▶ _WRITTEN TASKS_
1. Answer these questions using the Bletchley Park post:
(a) How many Enigma machines could each Bombe emulate at the same time?
(b) How long was the blackout of decoding after the Germans added an extra rotor to their naval Enigma machines?
(c) How many rotors did the Lorenz Machine have?
2. Rewrite the Bletchley Park post from "The Germans had" up to and including "a daunting prospect.", swapping "Lorenz" for "Tunny".

▶ _QUOTED PASSAGE_

Tuesday, 17 November 2015

17 Nov 2015. <GB-ENG> Bletchley, Milton Keynes, Bucks —


Today we had a breakfast van operating in our layby, so Warren had a bacon and egg roll for breakfast! Then, on to McDonald's for a little computer time, and then back to Bletchley Park.

Warning — much of today is definitely nerd territory!



Today we were going to get into the automated side of code-breaking. For the Enigma machines, once Hut 6 had given you a set of plug-board settings, all that you had to do is to type the code into an Enigma machine, with all possible rotor settings, until plain (German) text came out. Simple! You only had to try 150,000,000,000,000 combinations! This is where the Bombe came in. For a start, each Bombe could be pre-set with 'best guesses' as to the first plugboard setting. This reduced the total run significantly. For a second point, once the first rotor setting had been confirmed, it was fairly trivial for an operator to run the coded message on a tester machine — effectively, a single enigma machine, to find the second and third rotor settings, and thus the full Enigma setting. Each bombe could emulate simultaneously 36 Enigma machines, and could run the whole coded text through each one in less than a second. Add to this that there were about 200 Bombes functioning, some at Bletchley, some in London — the Americans had even built their own version. Typically, they got the settings for an entire German Enigma network (there were quite a few) within 2 or 3 hours. The codebreakers prioritised the networks that were most tactically sensitive, and so had most of the major networks wide open for decoding for most of each day!



The fact that the codes were being deciphered so regularly meant that a huge cover-up had to be instituted, which was an integral part of 'Ultra'. Wherever possible, an alternative explanation for the Allies having the information was fed to the Germans. Typically, evidence that a spy had reported the information was 'provided' to the Germans in as convincing a way as possible. The allies had to resist acting upon all the information received, or the whole story would be blown. We found out later that it has only recently been determined that the story of the British High Command not warning Coventry of an imminent and devastating air raid that effectively levelled the city was just that — a story. In reality, by the time the Enigma messages had been intercepted, decoded, passed to the High Command, the bombers would have already been well over Coventry! In fact, on the high seas, they did blow the deal by sinking one too many supply submarines. The Germans, suspicious, added an extra rotor to their naval Enigma machines, and the resultant 10-month blackout of decoding cost the allies a significant amount of shipping.

But Enigma — and the Bombe — are just part of the story.

The Germans had another coding device, reserved for top-level communication only. This was the Lorenz Machine. It was big, cumbersome attachment for a standard teletype — but supposedly unbreakable. Where Enigma had 150,000,000,000,000 possible settings, Lorenz had 12 rotors and 1.6 million billion start positions — a daunting prospect.

▶ _SUPPLIED MATERIAL_
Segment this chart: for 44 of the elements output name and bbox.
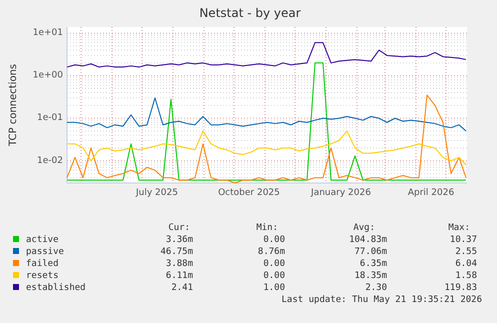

▶ _ANSWERS TO THE EXERCISE_
1.
(a) 36
(b) 10 months
(c) 12

2.
The Germans had another coding device, reserved for top-level communication only. This was the Tunny Machine. It was big, cumbersome attachment for a standard teletype — but supposedly unbreakable. Where Enigma had 150,000,000,000,000 possible settings, Tunny had 12 rotors and 1.6 million billion start positions — a daunting prospect.